Extract every line of the items below word for word, leaving the pictures out of your answer.
-- START OF Material provided --
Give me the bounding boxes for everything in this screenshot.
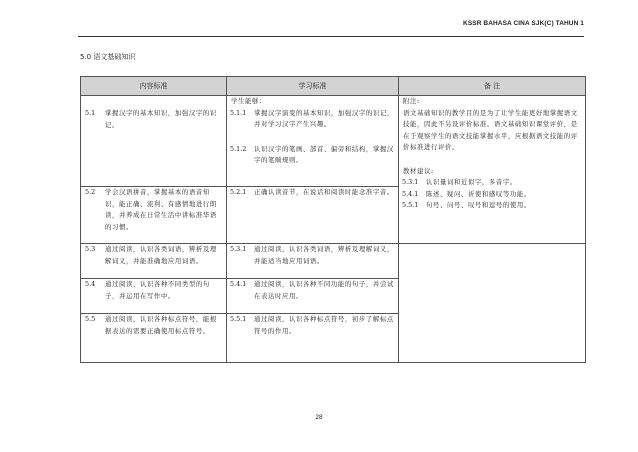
content-cell bbox=[81, 314, 227, 363]
content-cell bbox=[81, 244, 227, 279]
content-text: 掌握汉字的基本知识，加强汉字的识记。 bbox=[105, 109, 217, 129]
content-text: 通过阅读，认识各种标点符号，能根据表达的需要正确使用标点符号。 bbox=[105, 315, 217, 335]
content-number: 5.5 bbox=[85, 315, 96, 323]
standards-table bbox=[80, 76, 586, 363]
header-title: KSSR BAHASA CINA SJK(C) TAHUN 1 bbox=[463, 20, 584, 27]
table-row bbox=[81, 96, 586, 187]
learning-number: 5.1.2 bbox=[230, 144, 247, 153]
notes-empty-cell bbox=[399, 244, 586, 363]
content-text: 学会汉语拼音，掌握基本的语音知识，能正确、流利、有感情地进行朗读，并养成在日常生活中讲标准华语的习惯。 bbox=[105, 188, 217, 231]
learning-item bbox=[227, 187, 398, 199]
learning-number: 5.5.1 bbox=[230, 315, 247, 323]
content-item bbox=[81, 187, 226, 233]
suggestion-number: 5.3.1 bbox=[402, 178, 419, 186]
header-content-standard: 内容标准 bbox=[81, 77, 227, 96]
learning-text: 认识汉字的笔画、部首、偏旁和结构，掌握汉字的笔顺规则。 bbox=[254, 144, 394, 164]
learning-number: 5.1.1 bbox=[230, 108, 247, 117]
suggestion-item bbox=[399, 189, 585, 201]
learning-item bbox=[227, 279, 398, 302]
suggestion-number: 5.5.1 bbox=[402, 201, 419, 209]
content-cell bbox=[81, 279, 227, 314]
learning-text: 正确认读音节，在说话和阅读时能念准字音。 bbox=[254, 188, 394, 196]
learning-item bbox=[227, 314, 398, 337]
content-item bbox=[81, 244, 226, 267]
page-header bbox=[78, 14, 584, 37]
notes-body: 语文基础知识的教学目的是为了让学生能更好地掌握语文技能，因此不另设评价标准。语文基础知识课堂评价，是在于观察学生的语文技能掌握水平，应根据语文技能的评价标准进行评价。 bbox=[403, 108, 578, 151]
learning-text: 掌握汉字演变的基本知识，加强汉字的识记，并对学习汉字产生兴趣。 bbox=[254, 108, 394, 128]
learning-cell bbox=[227, 96, 399, 187]
learning-cell bbox=[227, 187, 399, 244]
learning-number: 5.4.1 bbox=[230, 280, 247, 288]
content-text: 通过阅读，认识各类词语，辨析及理解词义，并能准确地应用词语。 bbox=[105, 245, 217, 265]
content-item bbox=[81, 279, 226, 302]
content-number: 5.3 bbox=[85, 245, 96, 253]
content-cell bbox=[81, 96, 227, 187]
content-number: 5.1 bbox=[85, 109, 96, 117]
notes-heading: 附注: bbox=[403, 97, 420, 105]
suggestion-item bbox=[399, 200, 585, 212]
content-number: 5.4 bbox=[85, 280, 96, 288]
content-number: 5.2 bbox=[85, 188, 96, 196]
content-text: 通过阅读，认识各种不同类型的句子，并运用在写作中。 bbox=[105, 280, 210, 300]
section-title: 5.0 语文基础知识 bbox=[80, 53, 136, 61]
header-notes: 备 注 bbox=[399, 77, 586, 96]
suggest-heading: 教材建议: bbox=[403, 166, 434, 175]
suggestion-text: 句号、问号、叹号和逗号的使用。 bbox=[426, 201, 531, 209]
header-learning-standard: 学习标准 bbox=[227, 77, 399, 96]
table-header-row bbox=[81, 77, 586, 96]
content-cell bbox=[81, 187, 227, 244]
learning-item bbox=[227, 244, 398, 267]
learning-cell bbox=[227, 279, 399, 314]
suggestion-number: 5.4.1 bbox=[402, 189, 419, 198]
learning-item bbox=[227, 144, 398, 167]
learning-text: 通过阅读，认识各种标点符号，初步了解标点符号的作用。 bbox=[254, 315, 394, 335]
suggestion-text: 陈述、疑问、祈使和感叹等功能。 bbox=[426, 189, 531, 198]
learning-cell bbox=[227, 244, 399, 279]
page-number: 28 bbox=[315, 414, 323, 421]
learning-intro: 学生能够： bbox=[231, 97, 266, 105]
notes-cell bbox=[399, 96, 586, 244]
learning-cell bbox=[227, 314, 399, 363]
learning-text: 通过阅读，认识各种不同功能的句子，并尝试在表达时应用。 bbox=[254, 280, 394, 300]
suggestion-text: 认识量词和近似字，多音字。 bbox=[426, 178, 517, 186]
suggestion-item bbox=[399, 177, 585, 189]
content-item bbox=[81, 314, 226, 337]
content-item bbox=[81, 108, 226, 131]
learning-number: 5.3.1 bbox=[230, 245, 247, 253]
learning-text: 通过阅读，认识各类词语，辨析及理解词义，并能适当地应用词语。 bbox=[254, 245, 394, 265]
learning-item bbox=[227, 108, 398, 131]
table-row bbox=[81, 244, 586, 279]
learning-number: 5.2.1 bbox=[230, 188, 247, 196]
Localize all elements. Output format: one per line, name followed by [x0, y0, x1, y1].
-- END OF Material provided --
Solution to this exercise:
Give me the bounding boxes for everything in this screenshot.
content-cell bbox=[81, 314, 227, 363]
content-cell bbox=[81, 244, 227, 279]
content-text: 掌握汉字的基本知识，加强汉字的识记。 bbox=[105, 109, 217, 129]
content-text: 通过阅读，认识各种标点符号，能根据表达的需要正确使用标点符号。 bbox=[105, 315, 217, 335]
content-number: 5.5 bbox=[85, 315, 96, 323]
standards-table bbox=[80, 76, 586, 363]
header-title: KSSR BAHASA CINA SJK(C) TAHUN 1 bbox=[463, 20, 584, 27]
table-row bbox=[81, 96, 586, 187]
learning-number: 5.1.2 bbox=[230, 144, 247, 153]
notes-empty-cell bbox=[399, 244, 586, 363]
content-text: 学会汉语拼音，掌握基本的语音知识，能正确、流利、有感情地进行朗读，并养成在日常生活中讲标准华语的习惯。 bbox=[105, 188, 217, 231]
learning-item bbox=[227, 187, 398, 199]
learning-number: 5.5.1 bbox=[230, 315, 247, 323]
content-item bbox=[81, 187, 226, 233]
suggestion-number: 5.3.1 bbox=[402, 178, 419, 186]
header-content-standard: 内容标准 bbox=[81, 77, 227, 96]
learning-text: 认识汉字的笔画、部首、偏旁和结构，掌握汉字的笔顺规则。 bbox=[254, 144, 394, 164]
learning-number: 5.1.1 bbox=[230, 108, 247, 117]
suggestion-item bbox=[399, 189, 585, 201]
learning-item bbox=[227, 279, 398, 302]
suggestion-number: 5.5.1 bbox=[402, 201, 419, 209]
content-cell bbox=[81, 279, 227, 314]
learning-text: 正确认读音节，在说话和阅读时能念准字音。 bbox=[254, 188, 394, 196]
learning-item bbox=[227, 314, 398, 337]
content-item bbox=[81, 244, 226, 267]
page-header bbox=[78, 14, 584, 37]
notes-body: 语文基础知识的教学目的是为了让学生能更好地掌握语文技能，因此不另设评价标准。语文基础知识课堂评价，是在于观察学生的语文技能掌握水平，应根据语文技能的评价标准进行评价。 bbox=[403, 108, 578, 151]
learning-text: 掌握汉字演变的基本知识，加强汉字的识记，并对学习汉字产生兴趣。 bbox=[254, 108, 394, 128]
learning-cell bbox=[227, 96, 399, 187]
learning-cell bbox=[227, 187, 399, 244]
learning-number: 5.4.1 bbox=[230, 280, 247, 288]
content-text: 通过阅读，认识各类词语，辨析及理解词义，并能准确地应用词语。 bbox=[105, 245, 217, 265]
content-item bbox=[81, 279, 226, 302]
content-number: 5.3 bbox=[85, 245, 96, 253]
content-cell bbox=[81, 96, 227, 187]
content-number: 5.1 bbox=[85, 109, 96, 117]
notes-heading: 附注: bbox=[403, 97, 420, 105]
suggestion-item bbox=[399, 200, 585, 212]
content-number: 5.4 bbox=[85, 280, 96, 288]
content-number: 5.2 bbox=[85, 188, 96, 196]
content-text: 通过阅读，认识各种不同类型的句子，并运用在写作中。 bbox=[105, 280, 210, 300]
section-title: 5.0 语文基础知识 bbox=[80, 53, 136, 61]
header-notes: 备 注 bbox=[399, 77, 586, 96]
suggest-heading: 教材建议: bbox=[403, 166, 434, 175]
suggestion-text: 句号、问号、叹号和逗号的使用。 bbox=[426, 201, 531, 209]
header-learning-standard: 学习标准 bbox=[227, 77, 399, 96]
table-header-row bbox=[81, 77, 586, 96]
content-cell bbox=[81, 187, 227, 244]
learning-item bbox=[227, 244, 398, 267]
learning-cell bbox=[227, 279, 399, 314]
suggestion-number: 5.4.1 bbox=[402, 189, 419, 198]
learning-item bbox=[227, 144, 398, 167]
learning-text: 通过阅读，认识各种标点符号，初步了解标点符号的作用。 bbox=[254, 315, 394, 335]
suggestion-text: 陈述、疑问、祈使和感叹等功能。 bbox=[426, 189, 531, 198]
learning-cell bbox=[227, 244, 399, 279]
page-number: 28 bbox=[315, 414, 323, 421]
learning-intro: 学生能够： bbox=[231, 97, 266, 105]
notes-cell bbox=[399, 96, 586, 244]
learning-cell bbox=[227, 314, 399, 363]
learning-text: 通过阅读，认识各种不同功能的句子，并尝试在表达时应用。 bbox=[254, 280, 394, 300]
suggestion-text: 认识量词和近似字，多音字。 bbox=[426, 178, 517, 186]
suggestion-item bbox=[399, 177, 585, 189]
content-item bbox=[81, 314, 226, 337]
content-item bbox=[81, 108, 226, 131]
learning-number: 5.3.1 bbox=[230, 245, 247, 253]
learning-text: 通过阅读，认识各类词语，辨析及理解词义，并能适当地应用词语。 bbox=[254, 245, 394, 265]
learning-item bbox=[227, 108, 398, 131]
table-row bbox=[81, 244, 586, 279]
learning-number: 5.2.1 bbox=[230, 188, 247, 196]
Localize all elements. Output format: one per line, name followed by [x0, y0, x1, y1].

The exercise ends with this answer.